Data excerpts
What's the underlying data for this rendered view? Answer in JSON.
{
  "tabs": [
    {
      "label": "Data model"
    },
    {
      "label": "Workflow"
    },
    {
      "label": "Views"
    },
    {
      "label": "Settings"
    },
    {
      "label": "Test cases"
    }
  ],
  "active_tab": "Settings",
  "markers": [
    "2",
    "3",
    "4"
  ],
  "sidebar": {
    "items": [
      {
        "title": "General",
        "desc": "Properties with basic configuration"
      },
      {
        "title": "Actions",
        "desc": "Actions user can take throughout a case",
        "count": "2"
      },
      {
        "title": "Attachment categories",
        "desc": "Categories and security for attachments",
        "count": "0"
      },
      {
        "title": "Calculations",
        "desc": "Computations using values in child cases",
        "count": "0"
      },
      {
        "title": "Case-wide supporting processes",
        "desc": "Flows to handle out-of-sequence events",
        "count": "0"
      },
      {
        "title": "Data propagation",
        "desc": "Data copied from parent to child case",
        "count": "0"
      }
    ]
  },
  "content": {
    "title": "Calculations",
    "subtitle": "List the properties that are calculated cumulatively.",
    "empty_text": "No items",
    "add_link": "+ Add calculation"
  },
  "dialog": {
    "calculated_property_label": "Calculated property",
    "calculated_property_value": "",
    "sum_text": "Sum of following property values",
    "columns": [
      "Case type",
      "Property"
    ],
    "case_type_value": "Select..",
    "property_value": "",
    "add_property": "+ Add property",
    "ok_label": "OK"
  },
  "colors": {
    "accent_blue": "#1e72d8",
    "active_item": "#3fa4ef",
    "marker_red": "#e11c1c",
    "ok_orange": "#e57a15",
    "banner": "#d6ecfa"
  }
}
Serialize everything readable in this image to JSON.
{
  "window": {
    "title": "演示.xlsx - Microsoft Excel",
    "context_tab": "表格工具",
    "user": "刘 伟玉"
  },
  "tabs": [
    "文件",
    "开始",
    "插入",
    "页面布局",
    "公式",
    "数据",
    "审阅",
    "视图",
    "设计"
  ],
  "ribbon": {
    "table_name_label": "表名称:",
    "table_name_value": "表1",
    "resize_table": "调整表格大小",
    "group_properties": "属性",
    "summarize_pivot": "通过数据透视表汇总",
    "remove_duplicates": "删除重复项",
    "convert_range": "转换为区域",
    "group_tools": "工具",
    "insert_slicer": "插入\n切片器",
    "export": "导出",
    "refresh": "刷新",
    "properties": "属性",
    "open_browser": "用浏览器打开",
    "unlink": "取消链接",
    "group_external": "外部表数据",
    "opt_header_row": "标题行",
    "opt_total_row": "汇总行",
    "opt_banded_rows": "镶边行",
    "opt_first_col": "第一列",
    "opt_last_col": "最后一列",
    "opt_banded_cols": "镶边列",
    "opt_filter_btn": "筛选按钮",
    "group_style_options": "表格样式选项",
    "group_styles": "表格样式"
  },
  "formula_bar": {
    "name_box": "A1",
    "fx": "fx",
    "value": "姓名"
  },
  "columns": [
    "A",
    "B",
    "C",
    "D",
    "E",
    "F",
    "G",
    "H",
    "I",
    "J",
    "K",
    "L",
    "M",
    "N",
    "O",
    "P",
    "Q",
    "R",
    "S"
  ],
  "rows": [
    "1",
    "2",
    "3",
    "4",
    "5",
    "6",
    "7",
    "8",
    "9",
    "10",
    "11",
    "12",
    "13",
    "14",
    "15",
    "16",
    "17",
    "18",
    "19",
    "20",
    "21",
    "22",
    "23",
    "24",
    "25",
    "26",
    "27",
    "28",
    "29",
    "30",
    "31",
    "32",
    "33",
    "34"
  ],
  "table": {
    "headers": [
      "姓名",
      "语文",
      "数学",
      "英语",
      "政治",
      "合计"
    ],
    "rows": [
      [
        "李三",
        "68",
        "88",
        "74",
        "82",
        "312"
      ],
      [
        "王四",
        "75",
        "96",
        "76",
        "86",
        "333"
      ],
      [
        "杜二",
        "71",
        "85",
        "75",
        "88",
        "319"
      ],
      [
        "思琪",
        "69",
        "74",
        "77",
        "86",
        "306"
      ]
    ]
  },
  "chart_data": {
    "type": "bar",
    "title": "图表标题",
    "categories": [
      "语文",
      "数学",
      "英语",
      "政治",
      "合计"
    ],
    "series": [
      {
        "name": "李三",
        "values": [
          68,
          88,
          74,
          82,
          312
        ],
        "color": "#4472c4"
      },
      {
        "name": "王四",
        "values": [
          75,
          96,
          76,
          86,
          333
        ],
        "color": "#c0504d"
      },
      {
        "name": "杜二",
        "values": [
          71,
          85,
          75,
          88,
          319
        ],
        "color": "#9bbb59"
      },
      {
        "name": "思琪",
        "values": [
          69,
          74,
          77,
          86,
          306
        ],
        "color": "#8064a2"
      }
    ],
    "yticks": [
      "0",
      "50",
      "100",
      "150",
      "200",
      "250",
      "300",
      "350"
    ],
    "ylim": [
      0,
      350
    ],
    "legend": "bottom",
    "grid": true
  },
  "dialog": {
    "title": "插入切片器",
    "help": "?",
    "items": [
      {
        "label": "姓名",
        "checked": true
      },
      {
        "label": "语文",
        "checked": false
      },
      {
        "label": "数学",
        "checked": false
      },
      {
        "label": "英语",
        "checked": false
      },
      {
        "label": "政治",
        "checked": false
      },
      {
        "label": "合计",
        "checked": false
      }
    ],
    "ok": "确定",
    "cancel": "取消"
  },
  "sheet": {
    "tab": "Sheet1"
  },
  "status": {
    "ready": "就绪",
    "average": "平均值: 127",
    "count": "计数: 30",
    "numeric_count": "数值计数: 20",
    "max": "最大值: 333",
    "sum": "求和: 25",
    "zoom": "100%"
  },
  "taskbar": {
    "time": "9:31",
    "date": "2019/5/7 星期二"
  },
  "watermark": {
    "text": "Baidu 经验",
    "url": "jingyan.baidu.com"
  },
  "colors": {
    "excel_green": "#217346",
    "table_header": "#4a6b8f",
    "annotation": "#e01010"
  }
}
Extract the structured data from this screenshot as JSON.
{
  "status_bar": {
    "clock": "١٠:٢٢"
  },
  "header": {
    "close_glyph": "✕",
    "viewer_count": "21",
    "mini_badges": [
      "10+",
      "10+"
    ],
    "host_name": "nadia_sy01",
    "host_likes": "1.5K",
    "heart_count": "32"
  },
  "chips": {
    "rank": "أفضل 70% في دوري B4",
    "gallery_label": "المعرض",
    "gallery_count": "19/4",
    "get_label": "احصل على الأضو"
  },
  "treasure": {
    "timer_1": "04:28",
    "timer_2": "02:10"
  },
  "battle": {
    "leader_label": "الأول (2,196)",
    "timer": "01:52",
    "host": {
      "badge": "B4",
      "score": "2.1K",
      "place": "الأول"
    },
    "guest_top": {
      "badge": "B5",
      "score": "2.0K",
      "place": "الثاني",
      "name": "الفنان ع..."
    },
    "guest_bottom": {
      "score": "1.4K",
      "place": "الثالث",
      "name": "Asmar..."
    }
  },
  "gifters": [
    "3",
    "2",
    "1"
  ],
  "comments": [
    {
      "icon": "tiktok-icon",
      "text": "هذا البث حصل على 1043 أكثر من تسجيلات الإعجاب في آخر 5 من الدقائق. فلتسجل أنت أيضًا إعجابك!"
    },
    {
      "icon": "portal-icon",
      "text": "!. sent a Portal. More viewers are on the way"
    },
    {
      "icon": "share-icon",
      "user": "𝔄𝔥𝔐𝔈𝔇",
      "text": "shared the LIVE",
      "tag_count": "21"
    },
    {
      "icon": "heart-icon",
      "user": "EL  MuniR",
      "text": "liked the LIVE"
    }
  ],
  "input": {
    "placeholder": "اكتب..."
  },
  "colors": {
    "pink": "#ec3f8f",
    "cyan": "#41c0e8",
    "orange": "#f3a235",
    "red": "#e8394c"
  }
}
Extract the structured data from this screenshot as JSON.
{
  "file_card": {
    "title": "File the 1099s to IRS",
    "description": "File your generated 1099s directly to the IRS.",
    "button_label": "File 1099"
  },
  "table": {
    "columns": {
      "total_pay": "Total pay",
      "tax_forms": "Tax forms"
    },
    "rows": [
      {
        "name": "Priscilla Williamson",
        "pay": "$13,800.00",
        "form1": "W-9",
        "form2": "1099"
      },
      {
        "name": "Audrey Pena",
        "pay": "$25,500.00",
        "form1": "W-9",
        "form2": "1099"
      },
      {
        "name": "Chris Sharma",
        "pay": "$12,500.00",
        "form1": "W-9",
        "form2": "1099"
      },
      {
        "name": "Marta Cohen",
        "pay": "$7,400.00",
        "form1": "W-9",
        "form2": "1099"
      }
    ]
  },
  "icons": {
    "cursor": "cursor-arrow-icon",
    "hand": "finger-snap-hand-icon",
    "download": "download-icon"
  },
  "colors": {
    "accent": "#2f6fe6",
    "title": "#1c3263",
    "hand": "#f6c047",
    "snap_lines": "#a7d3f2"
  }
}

What the task requires: Work through the data and report how many of its lines hold the word "child", giving only the figure.

Result: 2